--- EXERCISE BRIEF ---
Transcribe every line exactly. Leave the pictures behind.

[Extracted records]

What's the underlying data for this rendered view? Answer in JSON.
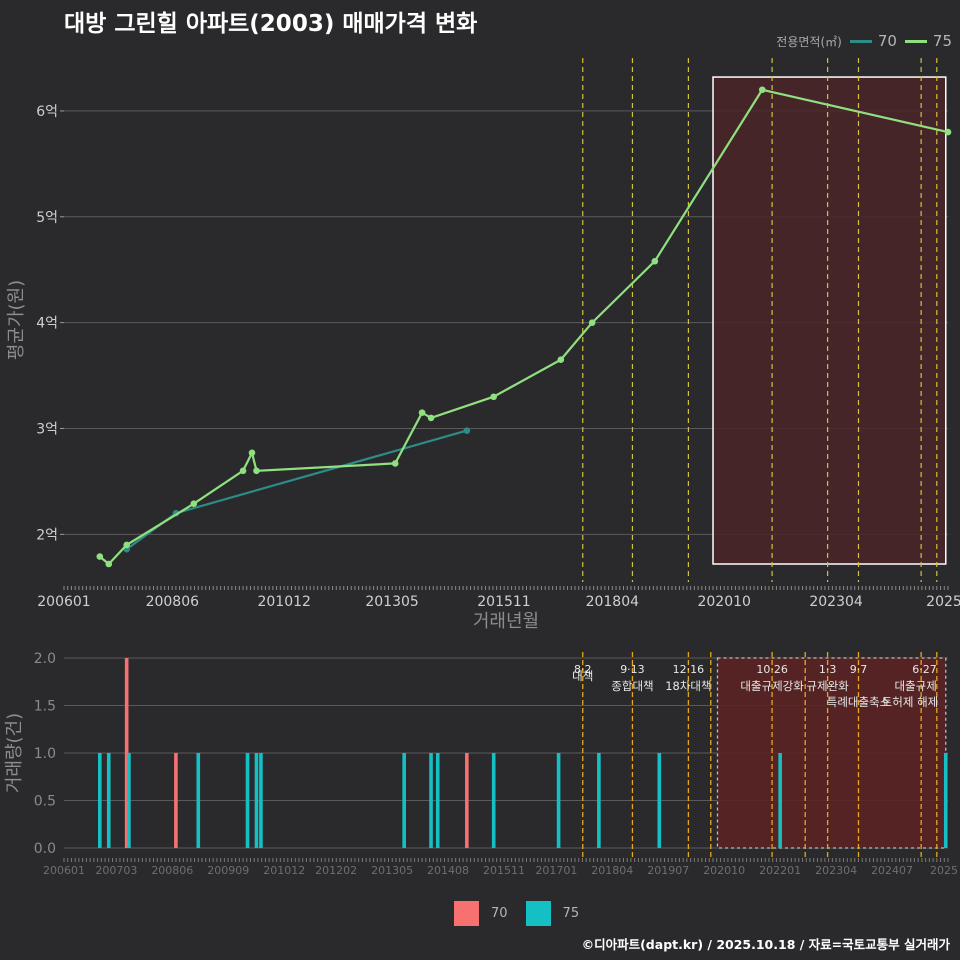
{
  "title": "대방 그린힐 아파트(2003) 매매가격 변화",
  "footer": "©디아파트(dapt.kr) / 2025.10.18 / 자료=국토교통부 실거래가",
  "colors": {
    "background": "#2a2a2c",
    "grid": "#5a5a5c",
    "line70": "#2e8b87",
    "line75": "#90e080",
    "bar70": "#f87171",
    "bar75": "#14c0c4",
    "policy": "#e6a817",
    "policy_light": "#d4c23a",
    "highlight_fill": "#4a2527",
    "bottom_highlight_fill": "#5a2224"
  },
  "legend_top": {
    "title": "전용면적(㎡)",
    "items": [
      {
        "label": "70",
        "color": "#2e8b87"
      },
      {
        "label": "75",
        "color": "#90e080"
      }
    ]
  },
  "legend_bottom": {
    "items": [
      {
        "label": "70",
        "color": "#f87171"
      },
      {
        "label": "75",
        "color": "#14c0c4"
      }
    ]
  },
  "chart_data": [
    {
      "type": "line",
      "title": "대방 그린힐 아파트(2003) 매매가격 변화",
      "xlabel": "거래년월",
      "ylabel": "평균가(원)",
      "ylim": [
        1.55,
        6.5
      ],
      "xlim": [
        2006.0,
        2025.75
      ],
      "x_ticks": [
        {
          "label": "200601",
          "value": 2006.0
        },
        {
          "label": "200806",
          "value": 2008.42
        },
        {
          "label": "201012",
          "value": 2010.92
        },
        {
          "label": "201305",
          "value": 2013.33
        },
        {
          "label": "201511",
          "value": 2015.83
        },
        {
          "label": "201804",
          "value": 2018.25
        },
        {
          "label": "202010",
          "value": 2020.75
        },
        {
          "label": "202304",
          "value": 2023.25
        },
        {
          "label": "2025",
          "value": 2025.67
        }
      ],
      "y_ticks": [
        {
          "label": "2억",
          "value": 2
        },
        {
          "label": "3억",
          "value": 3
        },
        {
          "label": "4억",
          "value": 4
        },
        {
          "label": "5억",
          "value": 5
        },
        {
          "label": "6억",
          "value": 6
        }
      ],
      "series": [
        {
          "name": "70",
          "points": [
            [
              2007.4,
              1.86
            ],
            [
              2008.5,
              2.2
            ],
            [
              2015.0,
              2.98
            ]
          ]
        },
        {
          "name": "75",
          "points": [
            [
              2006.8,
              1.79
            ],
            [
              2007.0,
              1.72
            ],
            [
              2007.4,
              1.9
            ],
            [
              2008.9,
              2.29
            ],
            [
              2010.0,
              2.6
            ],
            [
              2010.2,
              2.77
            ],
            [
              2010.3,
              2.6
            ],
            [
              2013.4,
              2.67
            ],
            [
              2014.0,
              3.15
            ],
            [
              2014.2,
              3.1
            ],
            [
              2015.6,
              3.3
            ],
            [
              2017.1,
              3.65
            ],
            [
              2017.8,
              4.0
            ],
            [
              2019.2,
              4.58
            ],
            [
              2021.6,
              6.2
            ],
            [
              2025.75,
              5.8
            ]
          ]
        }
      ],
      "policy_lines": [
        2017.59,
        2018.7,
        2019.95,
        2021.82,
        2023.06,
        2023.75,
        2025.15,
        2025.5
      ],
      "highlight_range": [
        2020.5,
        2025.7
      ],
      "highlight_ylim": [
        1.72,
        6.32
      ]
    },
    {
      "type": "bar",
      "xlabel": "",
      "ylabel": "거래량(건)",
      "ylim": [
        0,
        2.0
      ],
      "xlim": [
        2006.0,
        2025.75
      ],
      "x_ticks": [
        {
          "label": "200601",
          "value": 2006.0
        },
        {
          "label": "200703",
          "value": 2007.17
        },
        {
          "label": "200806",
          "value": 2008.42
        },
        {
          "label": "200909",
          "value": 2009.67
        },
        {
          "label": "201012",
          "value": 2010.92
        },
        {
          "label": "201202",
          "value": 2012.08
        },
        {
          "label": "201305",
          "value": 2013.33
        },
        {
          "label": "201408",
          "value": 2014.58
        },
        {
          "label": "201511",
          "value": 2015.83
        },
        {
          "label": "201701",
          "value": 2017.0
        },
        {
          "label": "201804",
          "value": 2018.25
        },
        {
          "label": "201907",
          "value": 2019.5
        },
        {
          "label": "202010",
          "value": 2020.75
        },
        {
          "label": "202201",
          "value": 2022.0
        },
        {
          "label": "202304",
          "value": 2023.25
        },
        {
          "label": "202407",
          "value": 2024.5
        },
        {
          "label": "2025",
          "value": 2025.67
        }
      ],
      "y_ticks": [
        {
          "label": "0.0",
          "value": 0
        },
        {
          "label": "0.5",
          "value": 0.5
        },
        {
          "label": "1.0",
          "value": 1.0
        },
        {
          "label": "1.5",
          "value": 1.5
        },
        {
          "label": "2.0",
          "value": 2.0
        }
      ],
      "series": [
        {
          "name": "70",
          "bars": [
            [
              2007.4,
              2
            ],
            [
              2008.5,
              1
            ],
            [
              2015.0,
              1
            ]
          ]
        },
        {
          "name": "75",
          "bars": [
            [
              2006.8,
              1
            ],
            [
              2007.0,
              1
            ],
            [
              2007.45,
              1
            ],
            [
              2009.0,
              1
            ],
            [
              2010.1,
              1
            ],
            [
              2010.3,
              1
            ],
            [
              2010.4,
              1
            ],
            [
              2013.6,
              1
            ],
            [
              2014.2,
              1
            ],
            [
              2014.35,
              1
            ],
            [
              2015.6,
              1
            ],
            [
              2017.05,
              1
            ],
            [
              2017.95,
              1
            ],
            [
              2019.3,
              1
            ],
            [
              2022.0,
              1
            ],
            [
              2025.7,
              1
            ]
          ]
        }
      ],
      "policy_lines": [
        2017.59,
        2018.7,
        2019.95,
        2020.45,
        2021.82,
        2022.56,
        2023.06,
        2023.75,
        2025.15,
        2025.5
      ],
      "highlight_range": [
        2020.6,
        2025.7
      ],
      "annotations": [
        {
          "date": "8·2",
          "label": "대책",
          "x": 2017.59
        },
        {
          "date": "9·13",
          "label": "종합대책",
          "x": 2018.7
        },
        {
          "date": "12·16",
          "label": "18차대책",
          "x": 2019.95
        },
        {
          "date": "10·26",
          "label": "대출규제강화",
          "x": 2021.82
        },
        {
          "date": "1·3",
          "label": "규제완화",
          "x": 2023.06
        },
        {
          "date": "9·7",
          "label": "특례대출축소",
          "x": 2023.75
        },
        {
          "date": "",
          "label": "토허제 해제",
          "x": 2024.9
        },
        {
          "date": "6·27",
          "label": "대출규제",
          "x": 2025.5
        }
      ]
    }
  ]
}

--- SOLUTION FOR THIS PROBLEM ---
What's the underlying data for this rendered view? Answer in JSON.
{
  "title": "대방 그린힐 아파트(2003) 매매가격 변화",
  "footer": "©디아파트(dapt.kr) / 2025.10.18 / 자료=국토교통부 실거래가",
  "colors": {
    "background": "#2a2a2c",
    "grid": "#5a5a5c",
    "line70": "#2e8b87",
    "line75": "#90e080",
    "bar70": "#f87171",
    "bar75": "#14c0c4",
    "policy": "#e6a817",
    "policy_light": "#d4c23a",
    "highlight_fill": "#4a2527",
    "bottom_highlight_fill": "#5a2224"
  },
  "legend_top": {
    "title": "전용면적(㎡)",
    "items": [
      {
        "label": "70",
        "color": "#2e8b87"
      },
      {
        "label": "75",
        "color": "#90e080"
      }
    ]
  },
  "legend_bottom": {
    "items": [
      {
        "label": "70",
        "color": "#f87171"
      },
      {
        "label": "75",
        "color": "#14c0c4"
      }
    ]
  },
  "chart_data": [
    {
      "type": "line",
      "title": "대방 그린힐 아파트(2003) 매매가격 변화",
      "xlabel": "거래년월",
      "ylabel": "평균가(원)",
      "ylim": [
        1.55,
        6.5
      ],
      "xlim": [
        2006.0,
        2025.75
      ],
      "x_ticks": [
        {
          "label": "200601",
          "value": 2006.0
        },
        {
          "label": "200806",
          "value": 2008.42
        },
        {
          "label": "201012",
          "value": 2010.92
        },
        {
          "label": "201305",
          "value": 2013.33
        },
        {
          "label": "201511",
          "value": 2015.83
        },
        {
          "label": "201804",
          "value": 2018.25
        },
        {
          "label": "202010",
          "value": 2020.75
        },
        {
          "label": "202304",
          "value": 2023.25
        },
        {
          "label": "2025",
          "value": 2025.67
        }
      ],
      "y_ticks": [
        {
          "label": "2억",
          "value": 2
        },
        {
          "label": "3억",
          "value": 3
        },
        {
          "label": "4억",
          "value": 4
        },
        {
          "label": "5억",
          "value": 5
        },
        {
          "label": "6억",
          "value": 6
        }
      ],
      "series": [
        {
          "name": "70",
          "points": [
            [
              2007.4,
              1.86
            ],
            [
              2008.5,
              2.2
            ],
            [
              2015.0,
              2.98
            ]
          ]
        },
        {
          "name": "75",
          "points": [
            [
              2006.8,
              1.79
            ],
            [
              2007.0,
              1.72
            ],
            [
              2007.4,
              1.9
            ],
            [
              2008.9,
              2.29
            ],
            [
              2010.0,
              2.6
            ],
            [
              2010.2,
              2.77
            ],
            [
              2010.3,
              2.6
            ],
            [
              2013.4,
              2.67
            ],
            [
              2014.0,
              3.15
            ],
            [
              2014.2,
              3.1
            ],
            [
              2015.6,
              3.3
            ],
            [
              2017.1,
              3.65
            ],
            [
              2017.8,
              4.0
            ],
            [
              2019.2,
              4.58
            ],
            [
              2021.6,
              6.2
            ],
            [
              2025.75,
              5.8
            ]
          ]
        }
      ],
      "policy_lines": [
        2017.59,
        2018.7,
        2019.95,
        2021.82,
        2023.06,
        2023.75,
        2025.15,
        2025.5
      ],
      "highlight_range": [
        2020.5,
        2025.7
      ],
      "highlight_ylim": [
        1.72,
        6.32
      ]
    },
    {
      "type": "bar",
      "xlabel": "",
      "ylabel": "거래량(건)",
      "ylim": [
        0,
        2.0
      ],
      "xlim": [
        2006.0,
        2025.75
      ],
      "x_ticks": [
        {
          "label": "200601",
          "value": 2006.0
        },
        {
          "label": "200703",
          "value": 2007.17
        },
        {
          "label": "200806",
          "value": 2008.42
        },
        {
          "label": "200909",
          "value": 2009.67
        },
        {
          "label": "201012",
          "value": 2010.92
        },
        {
          "label": "201202",
          "value": 2012.08
        },
        {
          "label": "201305",
          "value": 2013.33
        },
        {
          "label": "201408",
          "value": 2014.58
        },
        {
          "label": "201511",
          "value": 2015.83
        },
        {
          "label": "201701",
          "value": 2017.0
        },
        {
          "label": "201804",
          "value": 2018.25
        },
        {
          "label": "201907",
          "value": 2019.5
        },
        {
          "label": "202010",
          "value": 2020.75
        },
        {
          "label": "202201",
          "value": 2022.0
        },
        {
          "label": "202304",
          "value": 2023.25
        },
        {
          "label": "202407",
          "value": 2024.5
        },
        {
          "label": "2025",
          "value": 2025.67
        }
      ],
      "y_ticks": [
        {
          "label": "0.0",
          "value": 0
        },
        {
          "label": "0.5",
          "value": 0.5
        },
        {
          "label": "1.0",
          "value": 1.0
        },
        {
          "label": "1.5",
          "value": 1.5
        },
        {
          "label": "2.0",
          "value": 2.0
        }
      ],
      "series": [
        {
          "name": "70",
          "bars": [
            [
              2007.4,
              2
            ],
            [
              2008.5,
              1
            ],
            [
              2015.0,
              1
            ]
          ]
        },
        {
          "name": "75",
          "bars": [
            [
              2006.8,
              1
            ],
            [
              2007.0,
              1
            ],
            [
              2007.45,
              1
            ],
            [
              2009.0,
              1
            ],
            [
              2010.1,
              1
            ],
            [
              2010.3,
              1
            ],
            [
              2010.4,
              1
            ],
            [
              2013.6,
              1
            ],
            [
              2014.2,
              1
            ],
            [
              2014.35,
              1
            ],
            [
              2015.6,
              1
            ],
            [
              2017.05,
              1
            ],
            [
              2017.95,
              1
            ],
            [
              2019.3,
              1
            ],
            [
              2022.0,
              1
            ],
            [
              2025.7,
              1
            ]
          ]
        }
      ],
      "policy_lines": [
        2017.59,
        2018.7,
        2019.95,
        2020.45,
        2021.82,
        2022.56,
        2023.06,
        2023.75,
        2025.15,
        2025.5
      ],
      "highlight_range": [
        2020.6,
        2025.7
      ],
      "annotations": [
        {
          "date": "8·2",
          "label": "대책",
          "x": 2017.59
        },
        {
          "date": "9·13",
          "label": "종합대책",
          "x": 2018.7
        },
        {
          "date": "12·16",
          "label": "18차대책",
          "x": 2019.95
        },
        {
          "date": "10·26",
          "label": "대출규제강화",
          "x": 2021.82
        },
        {
          "date": "1·3",
          "label": "규제완화",
          "x": 2023.06
        },
        {
          "date": "9·7",
          "label": "특례대출축소",
          "x": 2023.75
        },
        {
          "date": "",
          "label": "토허제 해제",
          "x": 2024.9
        },
        {
          "date": "6·27",
          "label": "대출규제",
          "x": 2025.5
        }
      ]
    }
  ]
}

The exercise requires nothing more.